Excerpted records —
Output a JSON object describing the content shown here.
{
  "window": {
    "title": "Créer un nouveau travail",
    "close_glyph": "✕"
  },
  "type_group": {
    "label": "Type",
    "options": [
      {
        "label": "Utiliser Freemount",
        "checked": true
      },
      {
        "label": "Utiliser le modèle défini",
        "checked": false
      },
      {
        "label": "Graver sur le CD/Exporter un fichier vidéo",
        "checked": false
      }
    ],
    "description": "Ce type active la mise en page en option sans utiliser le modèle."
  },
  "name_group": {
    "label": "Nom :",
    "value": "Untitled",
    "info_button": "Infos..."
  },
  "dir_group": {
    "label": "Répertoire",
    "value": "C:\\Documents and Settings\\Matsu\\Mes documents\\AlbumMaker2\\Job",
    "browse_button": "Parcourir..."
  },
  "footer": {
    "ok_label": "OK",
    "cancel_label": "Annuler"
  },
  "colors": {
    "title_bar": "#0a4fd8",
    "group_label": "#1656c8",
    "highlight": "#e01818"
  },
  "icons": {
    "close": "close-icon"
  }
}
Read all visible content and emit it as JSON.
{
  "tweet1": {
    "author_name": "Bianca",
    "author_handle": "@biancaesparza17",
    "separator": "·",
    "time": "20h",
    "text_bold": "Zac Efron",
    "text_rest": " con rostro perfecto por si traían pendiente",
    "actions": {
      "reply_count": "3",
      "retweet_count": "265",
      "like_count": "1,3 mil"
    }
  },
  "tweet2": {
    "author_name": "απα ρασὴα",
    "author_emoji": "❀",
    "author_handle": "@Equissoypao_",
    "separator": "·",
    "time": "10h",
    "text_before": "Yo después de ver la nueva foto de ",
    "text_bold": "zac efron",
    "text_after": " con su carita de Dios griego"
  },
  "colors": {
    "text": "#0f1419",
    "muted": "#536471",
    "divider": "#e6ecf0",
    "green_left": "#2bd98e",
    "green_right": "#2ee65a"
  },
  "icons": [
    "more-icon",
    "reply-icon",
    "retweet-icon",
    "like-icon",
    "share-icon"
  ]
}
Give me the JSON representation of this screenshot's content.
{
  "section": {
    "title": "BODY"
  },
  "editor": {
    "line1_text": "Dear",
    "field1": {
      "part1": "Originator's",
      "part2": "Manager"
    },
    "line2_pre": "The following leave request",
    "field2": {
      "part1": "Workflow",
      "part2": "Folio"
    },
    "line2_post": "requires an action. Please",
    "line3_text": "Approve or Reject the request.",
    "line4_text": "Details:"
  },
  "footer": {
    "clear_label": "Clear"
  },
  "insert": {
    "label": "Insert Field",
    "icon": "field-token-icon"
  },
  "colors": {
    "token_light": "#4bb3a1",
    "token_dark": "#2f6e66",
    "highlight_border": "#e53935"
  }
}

--

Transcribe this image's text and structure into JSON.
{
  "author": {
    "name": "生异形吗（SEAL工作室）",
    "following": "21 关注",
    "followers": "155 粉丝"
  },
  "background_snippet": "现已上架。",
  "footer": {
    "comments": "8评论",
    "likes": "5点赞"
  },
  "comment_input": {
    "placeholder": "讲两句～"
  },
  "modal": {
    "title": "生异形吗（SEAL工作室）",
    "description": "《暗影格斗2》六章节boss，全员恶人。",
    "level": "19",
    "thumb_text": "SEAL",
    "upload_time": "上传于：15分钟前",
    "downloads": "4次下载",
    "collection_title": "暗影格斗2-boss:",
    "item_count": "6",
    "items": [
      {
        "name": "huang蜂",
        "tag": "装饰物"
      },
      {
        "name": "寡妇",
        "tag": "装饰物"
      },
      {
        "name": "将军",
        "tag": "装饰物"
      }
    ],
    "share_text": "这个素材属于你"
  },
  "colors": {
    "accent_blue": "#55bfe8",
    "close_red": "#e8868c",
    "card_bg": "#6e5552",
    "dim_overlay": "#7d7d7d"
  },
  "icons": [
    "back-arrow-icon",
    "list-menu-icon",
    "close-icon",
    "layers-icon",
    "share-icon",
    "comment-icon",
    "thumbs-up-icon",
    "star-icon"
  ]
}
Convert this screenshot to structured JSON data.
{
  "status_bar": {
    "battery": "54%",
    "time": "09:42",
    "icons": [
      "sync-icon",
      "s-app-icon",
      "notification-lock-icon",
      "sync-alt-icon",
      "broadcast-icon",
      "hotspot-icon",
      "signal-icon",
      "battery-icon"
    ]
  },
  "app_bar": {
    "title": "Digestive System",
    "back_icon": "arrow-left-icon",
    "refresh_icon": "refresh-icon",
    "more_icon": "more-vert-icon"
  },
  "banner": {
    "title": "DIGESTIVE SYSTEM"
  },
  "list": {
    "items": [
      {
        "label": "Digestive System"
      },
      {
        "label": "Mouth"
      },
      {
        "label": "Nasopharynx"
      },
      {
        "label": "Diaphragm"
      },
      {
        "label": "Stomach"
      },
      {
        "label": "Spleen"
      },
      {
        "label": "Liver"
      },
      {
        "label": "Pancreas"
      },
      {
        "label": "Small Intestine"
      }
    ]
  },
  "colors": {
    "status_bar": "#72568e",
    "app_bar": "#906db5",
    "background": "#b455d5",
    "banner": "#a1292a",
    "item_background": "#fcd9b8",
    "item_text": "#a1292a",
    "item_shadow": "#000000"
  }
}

Exercise requirements —
Check the records above line by line and tally those holding the string "screenshot". Answer with the number only.

Task answer —
2